## Exercise directions
Write out all of the entries exactly, please.

Dataset records:
>> begin

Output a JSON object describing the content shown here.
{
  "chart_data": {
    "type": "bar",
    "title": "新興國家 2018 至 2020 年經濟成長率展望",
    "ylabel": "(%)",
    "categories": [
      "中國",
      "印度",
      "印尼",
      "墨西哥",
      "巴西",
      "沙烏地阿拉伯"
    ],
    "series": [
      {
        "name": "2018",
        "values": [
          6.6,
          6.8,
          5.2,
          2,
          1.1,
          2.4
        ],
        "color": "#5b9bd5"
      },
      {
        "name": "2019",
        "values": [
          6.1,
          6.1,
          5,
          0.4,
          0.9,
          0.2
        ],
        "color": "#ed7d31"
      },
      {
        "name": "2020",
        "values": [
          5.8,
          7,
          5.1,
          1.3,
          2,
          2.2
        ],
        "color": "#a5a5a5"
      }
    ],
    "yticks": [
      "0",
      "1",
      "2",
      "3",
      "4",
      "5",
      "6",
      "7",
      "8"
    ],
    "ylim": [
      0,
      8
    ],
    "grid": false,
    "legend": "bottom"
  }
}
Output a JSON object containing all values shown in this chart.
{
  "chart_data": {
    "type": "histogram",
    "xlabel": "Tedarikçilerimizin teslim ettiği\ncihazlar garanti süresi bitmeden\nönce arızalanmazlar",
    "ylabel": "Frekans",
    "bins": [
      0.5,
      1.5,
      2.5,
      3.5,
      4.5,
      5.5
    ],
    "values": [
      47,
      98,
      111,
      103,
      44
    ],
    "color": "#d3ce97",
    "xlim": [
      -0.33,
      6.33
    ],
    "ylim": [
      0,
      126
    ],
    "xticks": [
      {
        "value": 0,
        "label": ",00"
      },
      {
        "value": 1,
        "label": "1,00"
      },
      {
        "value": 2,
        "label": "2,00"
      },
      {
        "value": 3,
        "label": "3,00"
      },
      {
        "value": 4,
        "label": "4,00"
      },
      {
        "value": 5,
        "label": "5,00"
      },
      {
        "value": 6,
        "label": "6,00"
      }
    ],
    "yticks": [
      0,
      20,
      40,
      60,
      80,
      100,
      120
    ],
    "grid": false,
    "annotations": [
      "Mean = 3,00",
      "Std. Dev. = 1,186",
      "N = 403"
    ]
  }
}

>> end

## Task response
Output a JSON object describing the content shown here.
{
  "chart_data": {
    "type": "bar",
    "title": "新興國家 2018 至 2020 年經濟成長率展望",
    "ylabel": "(%)",
    "categories": [
      "中國",
      "印度",
      "印尼",
      "墨西哥",
      "巴西",
      "沙烏地阿拉伯"
    ],
    "series": [
      {
        "name": "2018",
        "values": [
          6.6,
          6.8,
          5.2,
          2,
          1.1,
          2.4
        ],
        "color": "#5b9bd5"
      },
      {
        "name": "2019",
        "values": [
          6.1,
          6.1,
          5,
          0.4,
          0.9,
          0.2
        ],
        "color": "#ed7d31"
      },
      {
        "name": "2020",
        "values": [
          5.8,
          7,
          5.1,
          1.3,
          2,
          2.2
        ],
        "color": "#a5a5a5"
      }
    ],
    "yticks": [
      "0",
      "1",
      "2",
      "3",
      "4",
      "5",
      "6",
      "7",
      "8"
    ],
    "ylim": [
      0,
      8
    ],
    "grid": false,
    "legend": "bottom"
  }
}
Output a JSON object containing all values shown in this chart.
{
  "chart_data": {
    "type": "histogram",
    "xlabel": "Tedarikçilerimizin teslim ettiği\ncihazlar garanti süresi bitmeden\nönce arızalanmazlar",
    "ylabel": "Frekans",
    "bins": [
      0.5,
      1.5,
      2.5,
      3.5,
      4.5,
      5.5
    ],
    "values": [
      47,
      98,
      111,
      103,
      44
    ],
    "color": "#d3ce97",
    "xlim": [
      -0.33,
      6.33
    ],
    "ylim": [
      0,
      126
    ],
    "xticks": [
      {
        "value": 0,
        "label": ",00"
      },
      {
        "value": 1,
        "label": "1,00"
      },
      {
        "value": 2,
        "label": "2,00"
      },
      {
        "value": 3,
        "label": "3,00"
      },
      {
        "value": 4,
        "label": "4,00"
      },
      {
        "value": 5,
        "label": "5,00"
      },
      {
        "value": 6,
        "label": "6,00"
      }
    ],
    "yticks": [
      0,
      20,
      40,
      60,
      80,
      100,
      120
    ],
    "grid": false,
    "annotations": [
      "Mean = 3,00",
      "Std. Dev. = 1,186",
      "N = 403"
    ]
  }
}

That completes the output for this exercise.